### WRITTEN EXERCISE
Filter for the word "right" and keep each matching line.

### TASK INPUT
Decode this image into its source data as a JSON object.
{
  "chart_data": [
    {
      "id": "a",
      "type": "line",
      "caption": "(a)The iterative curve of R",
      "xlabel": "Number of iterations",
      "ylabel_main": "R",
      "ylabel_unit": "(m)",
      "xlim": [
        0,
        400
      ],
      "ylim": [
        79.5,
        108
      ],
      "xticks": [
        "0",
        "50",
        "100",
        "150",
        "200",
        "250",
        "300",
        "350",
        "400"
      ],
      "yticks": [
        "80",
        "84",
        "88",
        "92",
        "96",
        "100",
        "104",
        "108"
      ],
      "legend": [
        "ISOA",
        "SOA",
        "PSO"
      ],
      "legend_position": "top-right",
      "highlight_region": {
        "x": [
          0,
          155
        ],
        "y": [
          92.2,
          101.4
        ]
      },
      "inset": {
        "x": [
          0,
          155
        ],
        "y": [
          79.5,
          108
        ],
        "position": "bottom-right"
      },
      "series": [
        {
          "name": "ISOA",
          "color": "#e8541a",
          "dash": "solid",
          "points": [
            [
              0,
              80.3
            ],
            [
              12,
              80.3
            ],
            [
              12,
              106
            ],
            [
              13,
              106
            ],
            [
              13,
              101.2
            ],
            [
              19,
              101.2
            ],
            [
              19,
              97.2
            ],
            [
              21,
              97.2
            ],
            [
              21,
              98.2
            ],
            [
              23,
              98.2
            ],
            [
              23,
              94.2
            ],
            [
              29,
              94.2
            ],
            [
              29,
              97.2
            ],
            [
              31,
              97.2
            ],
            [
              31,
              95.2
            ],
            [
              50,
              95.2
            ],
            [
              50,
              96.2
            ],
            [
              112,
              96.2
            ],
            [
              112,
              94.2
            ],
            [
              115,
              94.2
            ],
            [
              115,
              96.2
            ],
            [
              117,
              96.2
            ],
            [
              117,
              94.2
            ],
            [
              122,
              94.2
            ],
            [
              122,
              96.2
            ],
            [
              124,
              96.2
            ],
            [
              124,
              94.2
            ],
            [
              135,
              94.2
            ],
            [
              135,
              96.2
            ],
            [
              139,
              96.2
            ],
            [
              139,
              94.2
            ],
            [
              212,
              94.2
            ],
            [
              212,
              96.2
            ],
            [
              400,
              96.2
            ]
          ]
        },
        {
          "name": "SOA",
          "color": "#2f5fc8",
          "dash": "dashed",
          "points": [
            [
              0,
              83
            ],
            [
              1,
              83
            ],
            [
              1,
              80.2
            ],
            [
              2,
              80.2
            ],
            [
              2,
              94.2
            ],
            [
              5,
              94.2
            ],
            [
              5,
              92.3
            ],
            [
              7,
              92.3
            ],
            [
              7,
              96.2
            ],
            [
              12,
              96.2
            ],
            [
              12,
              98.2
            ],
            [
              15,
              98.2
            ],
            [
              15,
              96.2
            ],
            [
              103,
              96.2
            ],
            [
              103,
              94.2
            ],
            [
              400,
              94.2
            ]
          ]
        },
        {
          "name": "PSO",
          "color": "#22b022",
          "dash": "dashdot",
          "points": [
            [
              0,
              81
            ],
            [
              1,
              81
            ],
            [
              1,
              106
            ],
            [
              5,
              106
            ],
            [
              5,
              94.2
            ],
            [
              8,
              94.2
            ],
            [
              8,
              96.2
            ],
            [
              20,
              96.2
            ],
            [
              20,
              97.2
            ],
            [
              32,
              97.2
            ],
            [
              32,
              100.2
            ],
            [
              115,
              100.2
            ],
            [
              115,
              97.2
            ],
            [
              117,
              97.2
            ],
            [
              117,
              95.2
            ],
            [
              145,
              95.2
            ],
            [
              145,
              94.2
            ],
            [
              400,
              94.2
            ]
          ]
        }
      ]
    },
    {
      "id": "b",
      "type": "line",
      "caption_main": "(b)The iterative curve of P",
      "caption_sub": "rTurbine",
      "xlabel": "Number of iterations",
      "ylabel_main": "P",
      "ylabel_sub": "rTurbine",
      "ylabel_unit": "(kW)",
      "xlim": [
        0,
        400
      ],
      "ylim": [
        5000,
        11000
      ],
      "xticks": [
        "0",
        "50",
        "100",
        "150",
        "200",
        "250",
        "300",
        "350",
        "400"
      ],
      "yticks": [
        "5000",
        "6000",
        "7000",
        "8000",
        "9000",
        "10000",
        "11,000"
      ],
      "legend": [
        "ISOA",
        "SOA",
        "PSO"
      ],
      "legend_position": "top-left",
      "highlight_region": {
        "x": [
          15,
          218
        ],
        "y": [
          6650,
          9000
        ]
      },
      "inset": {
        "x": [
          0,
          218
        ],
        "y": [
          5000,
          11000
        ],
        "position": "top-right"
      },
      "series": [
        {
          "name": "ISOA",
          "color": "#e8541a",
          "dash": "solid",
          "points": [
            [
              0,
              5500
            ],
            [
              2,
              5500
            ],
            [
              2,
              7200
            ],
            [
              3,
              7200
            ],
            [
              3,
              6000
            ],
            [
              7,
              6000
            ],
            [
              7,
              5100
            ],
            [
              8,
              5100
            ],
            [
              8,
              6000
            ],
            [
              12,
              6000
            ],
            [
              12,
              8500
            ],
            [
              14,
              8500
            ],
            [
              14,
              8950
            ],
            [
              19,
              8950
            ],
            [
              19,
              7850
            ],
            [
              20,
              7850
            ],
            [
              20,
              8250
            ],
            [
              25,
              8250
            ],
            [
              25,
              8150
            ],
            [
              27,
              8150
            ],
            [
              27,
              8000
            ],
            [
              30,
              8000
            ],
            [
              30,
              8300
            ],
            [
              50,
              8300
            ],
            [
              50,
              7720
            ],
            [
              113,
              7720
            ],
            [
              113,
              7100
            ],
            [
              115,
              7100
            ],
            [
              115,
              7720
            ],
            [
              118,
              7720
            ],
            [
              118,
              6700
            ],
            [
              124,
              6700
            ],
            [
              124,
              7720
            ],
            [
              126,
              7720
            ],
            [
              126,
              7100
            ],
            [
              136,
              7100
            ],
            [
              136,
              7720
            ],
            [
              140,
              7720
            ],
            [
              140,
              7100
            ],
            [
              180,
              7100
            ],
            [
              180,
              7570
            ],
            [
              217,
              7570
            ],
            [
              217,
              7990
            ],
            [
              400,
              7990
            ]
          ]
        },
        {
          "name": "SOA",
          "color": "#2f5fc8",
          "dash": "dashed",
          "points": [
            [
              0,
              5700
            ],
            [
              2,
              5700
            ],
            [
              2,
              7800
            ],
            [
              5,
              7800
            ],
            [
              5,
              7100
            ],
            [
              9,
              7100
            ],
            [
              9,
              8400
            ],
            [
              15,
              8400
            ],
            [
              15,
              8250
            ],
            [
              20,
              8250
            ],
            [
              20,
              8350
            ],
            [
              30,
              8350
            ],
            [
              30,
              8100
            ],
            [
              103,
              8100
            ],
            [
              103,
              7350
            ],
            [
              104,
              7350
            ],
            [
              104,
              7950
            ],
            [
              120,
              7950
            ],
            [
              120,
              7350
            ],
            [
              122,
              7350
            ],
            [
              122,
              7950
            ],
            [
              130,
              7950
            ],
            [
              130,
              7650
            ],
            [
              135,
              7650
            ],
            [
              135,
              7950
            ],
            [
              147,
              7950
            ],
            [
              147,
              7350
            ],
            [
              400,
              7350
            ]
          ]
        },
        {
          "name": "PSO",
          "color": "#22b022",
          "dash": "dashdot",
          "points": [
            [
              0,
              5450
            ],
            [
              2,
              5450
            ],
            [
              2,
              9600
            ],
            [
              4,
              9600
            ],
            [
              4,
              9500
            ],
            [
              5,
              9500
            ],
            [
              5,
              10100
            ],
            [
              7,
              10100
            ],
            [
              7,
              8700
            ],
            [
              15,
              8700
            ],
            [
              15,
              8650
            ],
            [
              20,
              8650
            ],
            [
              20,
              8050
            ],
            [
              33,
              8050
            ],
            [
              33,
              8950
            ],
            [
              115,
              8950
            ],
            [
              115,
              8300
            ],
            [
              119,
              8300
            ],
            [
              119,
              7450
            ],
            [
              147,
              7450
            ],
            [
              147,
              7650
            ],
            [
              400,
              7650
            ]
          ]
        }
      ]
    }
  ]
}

### EXERCISE SOLUTION
      "legend_position": "top-right",
        "position": "bottom-right"
        "position": "top-right"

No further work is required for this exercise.